** Start of DATA PROVIDED **

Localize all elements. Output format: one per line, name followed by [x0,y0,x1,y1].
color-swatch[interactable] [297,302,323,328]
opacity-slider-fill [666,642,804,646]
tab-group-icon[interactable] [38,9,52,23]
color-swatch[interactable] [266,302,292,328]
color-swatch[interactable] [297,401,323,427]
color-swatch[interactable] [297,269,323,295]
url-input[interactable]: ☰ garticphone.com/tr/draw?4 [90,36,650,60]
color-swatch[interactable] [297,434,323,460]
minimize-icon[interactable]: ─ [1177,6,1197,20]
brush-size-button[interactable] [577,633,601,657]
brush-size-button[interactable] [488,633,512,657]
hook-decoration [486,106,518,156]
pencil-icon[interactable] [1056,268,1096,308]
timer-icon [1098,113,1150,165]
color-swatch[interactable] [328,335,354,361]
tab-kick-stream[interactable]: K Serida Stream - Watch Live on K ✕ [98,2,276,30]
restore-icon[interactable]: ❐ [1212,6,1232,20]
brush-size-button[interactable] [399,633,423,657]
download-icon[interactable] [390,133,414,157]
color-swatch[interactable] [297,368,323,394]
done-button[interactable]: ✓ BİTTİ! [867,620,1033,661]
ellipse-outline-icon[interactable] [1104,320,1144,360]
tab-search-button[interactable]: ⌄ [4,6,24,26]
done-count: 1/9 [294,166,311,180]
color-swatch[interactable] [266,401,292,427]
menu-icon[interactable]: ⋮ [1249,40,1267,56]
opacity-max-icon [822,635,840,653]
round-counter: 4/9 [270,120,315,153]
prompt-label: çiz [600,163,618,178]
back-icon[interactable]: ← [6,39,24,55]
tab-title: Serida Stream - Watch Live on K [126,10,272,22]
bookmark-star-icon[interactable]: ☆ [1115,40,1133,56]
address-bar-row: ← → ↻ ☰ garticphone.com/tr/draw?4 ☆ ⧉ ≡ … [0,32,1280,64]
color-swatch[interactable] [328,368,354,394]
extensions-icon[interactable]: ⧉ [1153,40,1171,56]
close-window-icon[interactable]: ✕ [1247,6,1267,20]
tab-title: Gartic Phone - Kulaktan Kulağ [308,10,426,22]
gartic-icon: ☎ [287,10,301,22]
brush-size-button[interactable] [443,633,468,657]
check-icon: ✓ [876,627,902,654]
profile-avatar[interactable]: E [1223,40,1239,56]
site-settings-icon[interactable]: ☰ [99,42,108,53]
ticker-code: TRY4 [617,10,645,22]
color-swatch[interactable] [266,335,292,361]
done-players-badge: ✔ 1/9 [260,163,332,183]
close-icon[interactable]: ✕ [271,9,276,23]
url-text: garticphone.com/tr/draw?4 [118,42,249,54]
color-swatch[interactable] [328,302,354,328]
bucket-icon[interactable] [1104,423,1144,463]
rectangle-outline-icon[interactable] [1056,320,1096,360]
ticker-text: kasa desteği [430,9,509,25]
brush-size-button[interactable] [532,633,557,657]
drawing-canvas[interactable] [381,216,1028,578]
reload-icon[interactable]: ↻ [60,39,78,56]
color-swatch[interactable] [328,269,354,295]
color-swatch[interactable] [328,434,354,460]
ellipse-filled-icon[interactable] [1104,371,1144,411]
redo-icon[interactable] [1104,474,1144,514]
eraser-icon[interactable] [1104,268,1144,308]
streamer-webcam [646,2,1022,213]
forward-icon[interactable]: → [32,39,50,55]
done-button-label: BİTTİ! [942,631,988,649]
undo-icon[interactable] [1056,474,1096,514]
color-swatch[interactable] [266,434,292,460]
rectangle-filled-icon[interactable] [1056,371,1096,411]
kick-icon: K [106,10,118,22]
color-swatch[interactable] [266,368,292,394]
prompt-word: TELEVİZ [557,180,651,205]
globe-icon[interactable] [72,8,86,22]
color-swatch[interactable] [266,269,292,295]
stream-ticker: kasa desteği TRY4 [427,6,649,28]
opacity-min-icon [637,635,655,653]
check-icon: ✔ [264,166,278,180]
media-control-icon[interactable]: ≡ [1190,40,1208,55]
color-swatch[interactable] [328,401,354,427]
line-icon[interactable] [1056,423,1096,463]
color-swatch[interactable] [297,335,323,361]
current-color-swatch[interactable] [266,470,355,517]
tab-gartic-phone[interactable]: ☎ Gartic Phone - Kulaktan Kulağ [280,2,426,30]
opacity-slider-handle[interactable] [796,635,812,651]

** End of DATA PROVIDED **

[TASK GOAL]: Render the listing from its first line through the line containing "color-swatch[interactable] [297,269,323,295]" as a Markdown table with the columns Row and Line, numbering each row and omitting blank lines.

[ANSWER TO THE TASK]:
| Row | Line |
|---|---|
| 1 | Localize all elements. Output format: one per line, name followed by [x0,y0,x1,y1]. |
| 2 | color-swatch[interactable] [297,302,323,328] |
| 3 | opacity-slider-fill [666,642,804,646] |
| 4 | tab-group-icon[interactable] [38,9,52,23] |
| 5 | color-swatch[interactable] [266,302,292,328] |
| 6 | color-swatch[interactable] [297,401,323,427] |
| 7 | color-swatch[interactable] [297,269,323,295] |